[Stored data]
******************************

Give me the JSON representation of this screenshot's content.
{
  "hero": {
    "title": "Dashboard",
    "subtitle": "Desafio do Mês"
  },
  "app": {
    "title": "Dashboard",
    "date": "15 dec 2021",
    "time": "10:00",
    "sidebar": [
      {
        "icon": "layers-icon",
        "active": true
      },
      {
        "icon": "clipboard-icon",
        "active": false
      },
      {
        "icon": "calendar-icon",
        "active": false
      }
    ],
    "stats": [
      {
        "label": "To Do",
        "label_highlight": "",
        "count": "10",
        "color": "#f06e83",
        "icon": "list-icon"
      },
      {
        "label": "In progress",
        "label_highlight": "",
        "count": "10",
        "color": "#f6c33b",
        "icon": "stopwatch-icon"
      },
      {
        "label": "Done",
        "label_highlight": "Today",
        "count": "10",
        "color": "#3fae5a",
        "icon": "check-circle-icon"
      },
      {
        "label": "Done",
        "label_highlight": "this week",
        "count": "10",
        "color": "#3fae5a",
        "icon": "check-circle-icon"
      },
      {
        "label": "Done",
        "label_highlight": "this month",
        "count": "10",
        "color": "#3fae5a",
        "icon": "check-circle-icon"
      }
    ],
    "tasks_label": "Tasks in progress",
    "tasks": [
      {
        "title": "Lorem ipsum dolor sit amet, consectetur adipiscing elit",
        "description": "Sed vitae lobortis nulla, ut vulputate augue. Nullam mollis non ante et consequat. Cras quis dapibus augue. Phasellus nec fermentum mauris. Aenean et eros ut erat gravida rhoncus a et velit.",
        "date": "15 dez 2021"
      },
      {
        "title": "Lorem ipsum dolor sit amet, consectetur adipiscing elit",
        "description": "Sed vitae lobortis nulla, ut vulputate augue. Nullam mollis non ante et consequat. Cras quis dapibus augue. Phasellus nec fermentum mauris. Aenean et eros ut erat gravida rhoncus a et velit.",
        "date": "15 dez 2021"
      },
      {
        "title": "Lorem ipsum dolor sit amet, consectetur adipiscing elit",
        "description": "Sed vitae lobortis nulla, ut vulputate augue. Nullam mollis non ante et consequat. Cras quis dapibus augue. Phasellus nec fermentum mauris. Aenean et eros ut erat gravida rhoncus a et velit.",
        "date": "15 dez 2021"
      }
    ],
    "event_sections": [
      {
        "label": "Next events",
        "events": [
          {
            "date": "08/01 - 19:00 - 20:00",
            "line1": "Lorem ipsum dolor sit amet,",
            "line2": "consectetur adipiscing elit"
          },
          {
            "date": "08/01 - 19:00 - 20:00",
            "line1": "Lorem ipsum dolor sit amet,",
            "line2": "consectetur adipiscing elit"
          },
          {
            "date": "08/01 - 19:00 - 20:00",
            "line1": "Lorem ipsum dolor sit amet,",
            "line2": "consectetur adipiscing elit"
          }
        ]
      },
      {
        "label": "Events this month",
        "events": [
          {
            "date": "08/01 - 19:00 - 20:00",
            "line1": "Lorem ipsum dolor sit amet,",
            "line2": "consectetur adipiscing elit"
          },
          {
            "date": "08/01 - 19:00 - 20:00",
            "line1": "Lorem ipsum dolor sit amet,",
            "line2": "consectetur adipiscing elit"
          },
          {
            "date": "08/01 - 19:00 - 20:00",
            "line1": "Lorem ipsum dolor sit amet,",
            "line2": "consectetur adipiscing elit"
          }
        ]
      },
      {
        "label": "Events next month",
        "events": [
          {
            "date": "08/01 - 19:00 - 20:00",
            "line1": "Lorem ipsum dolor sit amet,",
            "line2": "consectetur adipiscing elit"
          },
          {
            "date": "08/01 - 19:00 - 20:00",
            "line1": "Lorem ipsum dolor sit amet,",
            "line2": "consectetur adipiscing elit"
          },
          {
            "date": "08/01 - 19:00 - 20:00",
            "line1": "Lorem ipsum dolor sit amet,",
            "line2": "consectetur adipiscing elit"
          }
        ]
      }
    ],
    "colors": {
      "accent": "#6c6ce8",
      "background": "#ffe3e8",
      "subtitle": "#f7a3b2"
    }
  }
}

******************************

- PROBLEM DETAILS: Extract from the material all lines containing the string "month".

- RESULT OF THE EXERCISE:
        "label_highlight": "this month",
        "label": "Events this month",
        "label": "Events next month",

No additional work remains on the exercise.